**Instructions for the task**
Write out the whole listing, matching it exactly.

**Data for this task**
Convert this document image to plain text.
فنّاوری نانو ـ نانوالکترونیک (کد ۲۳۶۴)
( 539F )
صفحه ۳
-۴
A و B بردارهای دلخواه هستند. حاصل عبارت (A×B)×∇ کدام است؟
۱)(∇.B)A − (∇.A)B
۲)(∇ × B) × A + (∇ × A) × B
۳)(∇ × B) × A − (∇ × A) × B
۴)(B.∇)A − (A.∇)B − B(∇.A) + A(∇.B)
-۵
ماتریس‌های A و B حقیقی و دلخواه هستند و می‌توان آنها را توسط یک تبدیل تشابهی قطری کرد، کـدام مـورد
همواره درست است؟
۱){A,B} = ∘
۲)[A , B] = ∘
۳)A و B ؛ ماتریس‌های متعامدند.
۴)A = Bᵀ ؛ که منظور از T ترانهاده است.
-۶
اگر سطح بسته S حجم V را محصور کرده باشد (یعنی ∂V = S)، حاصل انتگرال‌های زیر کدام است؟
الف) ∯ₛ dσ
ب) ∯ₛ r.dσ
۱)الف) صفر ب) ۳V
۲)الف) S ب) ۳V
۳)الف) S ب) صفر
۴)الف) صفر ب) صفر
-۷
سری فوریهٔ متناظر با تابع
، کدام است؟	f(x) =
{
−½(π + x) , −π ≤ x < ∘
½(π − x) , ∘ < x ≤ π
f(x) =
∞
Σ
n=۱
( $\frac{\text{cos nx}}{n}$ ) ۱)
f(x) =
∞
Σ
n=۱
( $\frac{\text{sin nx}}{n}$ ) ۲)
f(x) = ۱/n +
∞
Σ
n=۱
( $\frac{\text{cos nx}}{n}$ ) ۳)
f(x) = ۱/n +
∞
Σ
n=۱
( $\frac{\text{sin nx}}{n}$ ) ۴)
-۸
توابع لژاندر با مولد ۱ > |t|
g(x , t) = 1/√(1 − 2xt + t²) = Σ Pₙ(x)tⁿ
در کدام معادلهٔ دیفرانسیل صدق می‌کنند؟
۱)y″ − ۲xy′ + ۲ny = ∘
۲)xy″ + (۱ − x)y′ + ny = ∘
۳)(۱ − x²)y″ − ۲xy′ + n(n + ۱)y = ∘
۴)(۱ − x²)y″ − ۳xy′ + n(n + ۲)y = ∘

**Solution to the problem**
Convert this document image to plain text.
فنّاوری نانو ـ نانوالکترونیک (کد ۲۳۶۴)
( 539F )
صفحه ۳
-۴
A و B بردارهای دلخواه هستند. حاصل عبارت (A×B)×∇ کدام است؟
۱)(∇.B)A − (∇.A)B
۲)(∇ × B) × A + (∇ × A) × B
۳)(∇ × B) × A − (∇ × A) × B
۴)(B.∇)A − (A.∇)B − B(∇.A) + A(∇.B)
-۵
ماتریس‌های A و B حقیقی و دلخواه هستند و می‌توان آنها را توسط یک تبدیل تشابهی قطری کرد، کـدام مـورد
همواره درست است؟
۱){A,B} = ∘
۲)[A , B] = ∘
۳)A و B ؛ ماتریس‌های متعامدند.
۴)A = Bᵀ ؛ که منظور از T ترانهاده است.
-۶
اگر سطح بسته S حجم V را محصور کرده باشد (یعنی ∂V = S)، حاصل انتگرال‌های زیر کدام است؟
الف) ∯ₛ dσ
ب) ∯ₛ r.dσ
۱)الف) صفر ب) ۳V
۲)الف) S ب) ۳V
۳)الف) S ب) صفر
۴)الف) صفر ب) صفر
-۷
سری فوریهٔ متناظر با تابع
، کدام است؟	f(x) =
{
−½(π + x) , −π ≤ x < ∘
½(π − x) , ∘ < x ≤ π
f(x) =
∞
Σ
n=۱
( $\frac{\text{cos nx}}{n}$ ) ۱)
f(x) =
∞
Σ
n=۱
( $\frac{\text{sin nx}}{n}$ ) ۲)
f(x) = ۱/n +
∞
Σ
n=۱
( $\frac{\text{cos nx}}{n}$ ) ۳)
f(x) = ۱/n +
∞
Σ
n=۱
( $\frac{\text{sin nx}}{n}$ ) ۴)
-۸
توابع لژاندر با مولد ۱ > |t|
g(x , t) = 1/√(1 − 2xt + t²) = Σ Pₙ(x)tⁿ
در کدام معادلهٔ دیفرانسیل صدق می‌کنند؟
۱)y″ − ۲xy′ + ۲ny = ∘
۲)xy″ + (۱ − x)y′ + ny = ∘
۳)(۱ − x²)y″ − ۲xy′ + n(n + ۱)y = ∘
۴)(۱ − x²)y″ − ۳xy′ + n(n + ۲)y = ∘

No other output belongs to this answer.